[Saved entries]
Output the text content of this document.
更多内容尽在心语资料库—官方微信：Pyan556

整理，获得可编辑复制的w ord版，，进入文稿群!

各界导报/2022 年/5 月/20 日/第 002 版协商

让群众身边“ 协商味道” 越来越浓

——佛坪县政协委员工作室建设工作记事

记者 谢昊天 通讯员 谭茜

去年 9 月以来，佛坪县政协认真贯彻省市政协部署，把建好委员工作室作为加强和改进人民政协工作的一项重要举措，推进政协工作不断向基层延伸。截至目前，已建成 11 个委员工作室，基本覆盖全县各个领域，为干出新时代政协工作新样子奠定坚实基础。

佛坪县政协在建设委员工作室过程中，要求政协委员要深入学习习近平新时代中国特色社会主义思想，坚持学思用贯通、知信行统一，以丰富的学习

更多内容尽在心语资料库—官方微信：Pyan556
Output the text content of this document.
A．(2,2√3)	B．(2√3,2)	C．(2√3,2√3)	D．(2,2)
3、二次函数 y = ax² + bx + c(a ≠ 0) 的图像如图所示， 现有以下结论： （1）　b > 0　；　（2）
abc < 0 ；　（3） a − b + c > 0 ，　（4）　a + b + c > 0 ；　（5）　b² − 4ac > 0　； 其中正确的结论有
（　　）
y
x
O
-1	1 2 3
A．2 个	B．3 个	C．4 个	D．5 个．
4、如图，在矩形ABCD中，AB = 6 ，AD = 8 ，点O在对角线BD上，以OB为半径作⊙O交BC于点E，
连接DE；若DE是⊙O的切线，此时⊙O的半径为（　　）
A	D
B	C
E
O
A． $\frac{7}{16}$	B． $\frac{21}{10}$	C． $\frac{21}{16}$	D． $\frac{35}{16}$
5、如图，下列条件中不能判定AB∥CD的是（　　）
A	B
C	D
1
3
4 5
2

Work required: All of the entries above need to be reproduced exactly.

The answer:
Output the text content of this document.
更多内容尽在心语资料库—官方微信：Pyan556

整理，获得可编辑复制的w ord版，，进入文稿群!

各界导报/2022 年/5 月/20 日/第 002 版协商

让群众身边“ 协商味道” 越来越浓

——佛坪县政协委员工作室建设工作记事

记者 谢昊天 通讯员 谭茜

去年 9 月以来，佛坪县政协认真贯彻省市政协部署，把建好委员工作室作为加强和改进人民政协工作的一项重要举措，推进政协工作不断向基层延伸。截至目前，已建成 11 个委员工作室，基本覆盖全县各个领域，为干出新时代政协工作新样子奠定坚实基础。

佛坪县政协在建设委员工作室过程中，要求政协委员要深入学习习近平新时代中国特色社会主义思想，坚持学思用贯通、知信行统一，以丰富的学习

更多内容尽在心语资料库—官方微信：Pyan556
Output the text content of this document.
A．(2,2√3)	B．(2√3,2)	C．(2√3,2√3)	D．(2,2)
3、二次函数 y = ax² + bx + c(a ≠ 0) 的图像如图所示， 现有以下结论： （1）　b > 0　；　（2）
abc < 0 ；　（3） a − b + c > 0 ，　（4）　a + b + c > 0 ；　（5）　b² − 4ac > 0　； 其中正确的结论有
（　　）
y
x
O
-1	1 2 3
A．2 个	B．3 个	C．4 个	D．5 个．
4、如图，在矩形ABCD中，AB = 6 ，AD = 8 ，点O在对角线BD上，以OB为半径作⊙O交BC于点E，
连接DE；若DE是⊙O的切线，此时⊙O的半径为（　　）
A	D
B	C
E
O
A． $\frac{7}{16}$	B． $\frac{21}{10}$	C． $\frac{21}{16}$	D． $\frac{35}{16}$
5、如图，下列条件中不能判定AB∥CD的是（　　）
A	B
C	D
1
3
4 5
2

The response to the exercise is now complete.